WHAT YOU HAVE TO DO: Gather every line that includes the word "tools", please.
--- begin TASK DATA ---
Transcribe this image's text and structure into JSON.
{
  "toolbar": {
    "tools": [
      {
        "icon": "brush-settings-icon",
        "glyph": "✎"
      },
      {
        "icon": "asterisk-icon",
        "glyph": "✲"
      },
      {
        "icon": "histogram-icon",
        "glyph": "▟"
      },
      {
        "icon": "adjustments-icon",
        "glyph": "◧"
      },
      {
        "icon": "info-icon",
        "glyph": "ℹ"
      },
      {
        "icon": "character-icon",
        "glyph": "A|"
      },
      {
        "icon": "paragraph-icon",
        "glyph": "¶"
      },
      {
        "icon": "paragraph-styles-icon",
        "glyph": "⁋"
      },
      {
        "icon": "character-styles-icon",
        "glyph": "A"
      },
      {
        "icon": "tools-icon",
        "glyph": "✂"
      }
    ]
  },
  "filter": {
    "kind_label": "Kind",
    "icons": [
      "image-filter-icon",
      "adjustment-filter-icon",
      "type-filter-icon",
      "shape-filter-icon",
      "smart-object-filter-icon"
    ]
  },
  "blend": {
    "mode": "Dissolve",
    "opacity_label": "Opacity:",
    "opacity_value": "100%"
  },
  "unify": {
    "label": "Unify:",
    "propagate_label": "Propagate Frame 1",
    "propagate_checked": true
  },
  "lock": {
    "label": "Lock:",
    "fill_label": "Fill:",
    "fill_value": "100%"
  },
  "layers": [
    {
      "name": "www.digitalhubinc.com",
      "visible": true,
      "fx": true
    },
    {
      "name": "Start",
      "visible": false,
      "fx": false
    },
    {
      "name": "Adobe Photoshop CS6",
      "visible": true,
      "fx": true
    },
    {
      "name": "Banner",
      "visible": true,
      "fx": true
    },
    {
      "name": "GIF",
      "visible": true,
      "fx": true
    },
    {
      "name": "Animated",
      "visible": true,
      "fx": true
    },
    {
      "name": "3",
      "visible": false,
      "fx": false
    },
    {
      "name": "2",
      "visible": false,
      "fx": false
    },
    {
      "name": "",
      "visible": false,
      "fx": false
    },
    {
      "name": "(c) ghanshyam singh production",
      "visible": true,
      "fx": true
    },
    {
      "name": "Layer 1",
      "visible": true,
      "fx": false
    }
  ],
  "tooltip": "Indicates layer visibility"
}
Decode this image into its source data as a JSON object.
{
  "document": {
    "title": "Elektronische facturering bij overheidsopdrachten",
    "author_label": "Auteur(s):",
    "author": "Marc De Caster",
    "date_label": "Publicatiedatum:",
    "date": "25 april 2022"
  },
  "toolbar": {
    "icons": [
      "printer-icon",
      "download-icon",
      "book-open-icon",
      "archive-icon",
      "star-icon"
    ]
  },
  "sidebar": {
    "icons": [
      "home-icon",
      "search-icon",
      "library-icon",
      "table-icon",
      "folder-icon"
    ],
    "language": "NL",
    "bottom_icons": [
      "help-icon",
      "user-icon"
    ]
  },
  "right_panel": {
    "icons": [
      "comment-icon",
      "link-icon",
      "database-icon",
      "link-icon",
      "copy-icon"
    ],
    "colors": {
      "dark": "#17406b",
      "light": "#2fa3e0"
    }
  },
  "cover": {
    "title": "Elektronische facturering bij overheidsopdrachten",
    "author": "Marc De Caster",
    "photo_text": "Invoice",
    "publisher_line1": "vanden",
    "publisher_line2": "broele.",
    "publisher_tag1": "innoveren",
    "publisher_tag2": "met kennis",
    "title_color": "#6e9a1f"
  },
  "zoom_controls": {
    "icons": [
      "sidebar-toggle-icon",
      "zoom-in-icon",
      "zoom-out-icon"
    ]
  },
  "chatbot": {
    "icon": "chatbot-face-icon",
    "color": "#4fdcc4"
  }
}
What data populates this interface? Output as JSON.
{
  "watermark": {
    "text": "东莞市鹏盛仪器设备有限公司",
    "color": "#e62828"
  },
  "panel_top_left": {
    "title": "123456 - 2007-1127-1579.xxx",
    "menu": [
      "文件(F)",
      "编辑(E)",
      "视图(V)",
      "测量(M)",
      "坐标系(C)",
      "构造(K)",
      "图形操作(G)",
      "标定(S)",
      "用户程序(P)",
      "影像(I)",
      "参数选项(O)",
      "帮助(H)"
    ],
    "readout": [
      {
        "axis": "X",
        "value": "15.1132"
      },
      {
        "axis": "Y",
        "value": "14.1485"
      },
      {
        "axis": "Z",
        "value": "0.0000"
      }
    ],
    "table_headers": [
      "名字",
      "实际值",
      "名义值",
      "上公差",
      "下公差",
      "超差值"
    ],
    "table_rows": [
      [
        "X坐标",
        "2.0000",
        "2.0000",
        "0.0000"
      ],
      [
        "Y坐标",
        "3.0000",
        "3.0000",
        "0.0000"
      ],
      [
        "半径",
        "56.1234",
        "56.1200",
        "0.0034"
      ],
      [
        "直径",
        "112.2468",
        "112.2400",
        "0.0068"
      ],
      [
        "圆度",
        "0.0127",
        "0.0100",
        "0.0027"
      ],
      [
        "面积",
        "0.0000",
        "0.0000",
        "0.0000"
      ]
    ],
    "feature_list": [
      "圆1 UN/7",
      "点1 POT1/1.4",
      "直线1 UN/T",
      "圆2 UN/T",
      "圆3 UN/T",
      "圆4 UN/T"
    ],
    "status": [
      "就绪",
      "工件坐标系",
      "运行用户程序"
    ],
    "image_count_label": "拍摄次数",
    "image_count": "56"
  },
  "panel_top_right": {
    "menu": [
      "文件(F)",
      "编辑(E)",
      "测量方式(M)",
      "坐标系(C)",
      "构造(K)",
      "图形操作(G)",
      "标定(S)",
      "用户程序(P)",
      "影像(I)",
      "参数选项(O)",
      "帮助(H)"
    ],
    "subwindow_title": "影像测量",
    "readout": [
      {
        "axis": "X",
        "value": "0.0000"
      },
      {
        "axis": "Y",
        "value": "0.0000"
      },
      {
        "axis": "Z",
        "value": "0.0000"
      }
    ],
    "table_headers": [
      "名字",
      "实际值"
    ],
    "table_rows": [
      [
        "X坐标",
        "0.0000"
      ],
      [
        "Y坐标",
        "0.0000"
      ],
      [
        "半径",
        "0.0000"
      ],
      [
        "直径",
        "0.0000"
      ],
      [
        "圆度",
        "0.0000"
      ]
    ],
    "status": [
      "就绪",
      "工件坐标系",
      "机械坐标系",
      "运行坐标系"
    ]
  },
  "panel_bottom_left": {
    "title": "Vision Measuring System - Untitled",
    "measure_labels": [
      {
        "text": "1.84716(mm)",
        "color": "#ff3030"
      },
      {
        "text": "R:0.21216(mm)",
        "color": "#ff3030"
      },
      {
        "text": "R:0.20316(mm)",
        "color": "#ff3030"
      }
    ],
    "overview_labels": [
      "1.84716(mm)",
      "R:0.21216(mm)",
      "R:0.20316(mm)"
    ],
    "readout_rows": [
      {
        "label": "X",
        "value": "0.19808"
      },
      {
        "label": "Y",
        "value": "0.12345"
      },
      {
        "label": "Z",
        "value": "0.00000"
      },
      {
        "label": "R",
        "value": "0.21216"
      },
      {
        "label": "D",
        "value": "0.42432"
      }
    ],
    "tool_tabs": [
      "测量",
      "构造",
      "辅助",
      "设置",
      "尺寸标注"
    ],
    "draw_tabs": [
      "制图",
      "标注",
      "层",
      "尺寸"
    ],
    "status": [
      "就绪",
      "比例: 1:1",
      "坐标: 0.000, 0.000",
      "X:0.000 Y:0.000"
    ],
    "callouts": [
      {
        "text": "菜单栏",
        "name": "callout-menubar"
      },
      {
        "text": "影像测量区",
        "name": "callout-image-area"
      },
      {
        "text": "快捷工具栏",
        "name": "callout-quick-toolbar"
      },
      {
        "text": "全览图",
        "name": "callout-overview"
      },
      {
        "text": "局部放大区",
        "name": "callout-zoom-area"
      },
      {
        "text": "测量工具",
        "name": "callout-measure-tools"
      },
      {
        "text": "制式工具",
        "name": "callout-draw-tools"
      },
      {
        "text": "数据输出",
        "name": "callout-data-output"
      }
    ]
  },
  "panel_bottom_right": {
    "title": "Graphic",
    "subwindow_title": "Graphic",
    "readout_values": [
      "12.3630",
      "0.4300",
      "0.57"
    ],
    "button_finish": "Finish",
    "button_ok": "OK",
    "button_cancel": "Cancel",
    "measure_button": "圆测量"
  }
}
--- end TASK DATA ---
SOLUTION BELOW:
    "tools": [
        "icon": "tools-icon",
        "name": "callout-measure-tools"
        "name": "callout-draw-tools"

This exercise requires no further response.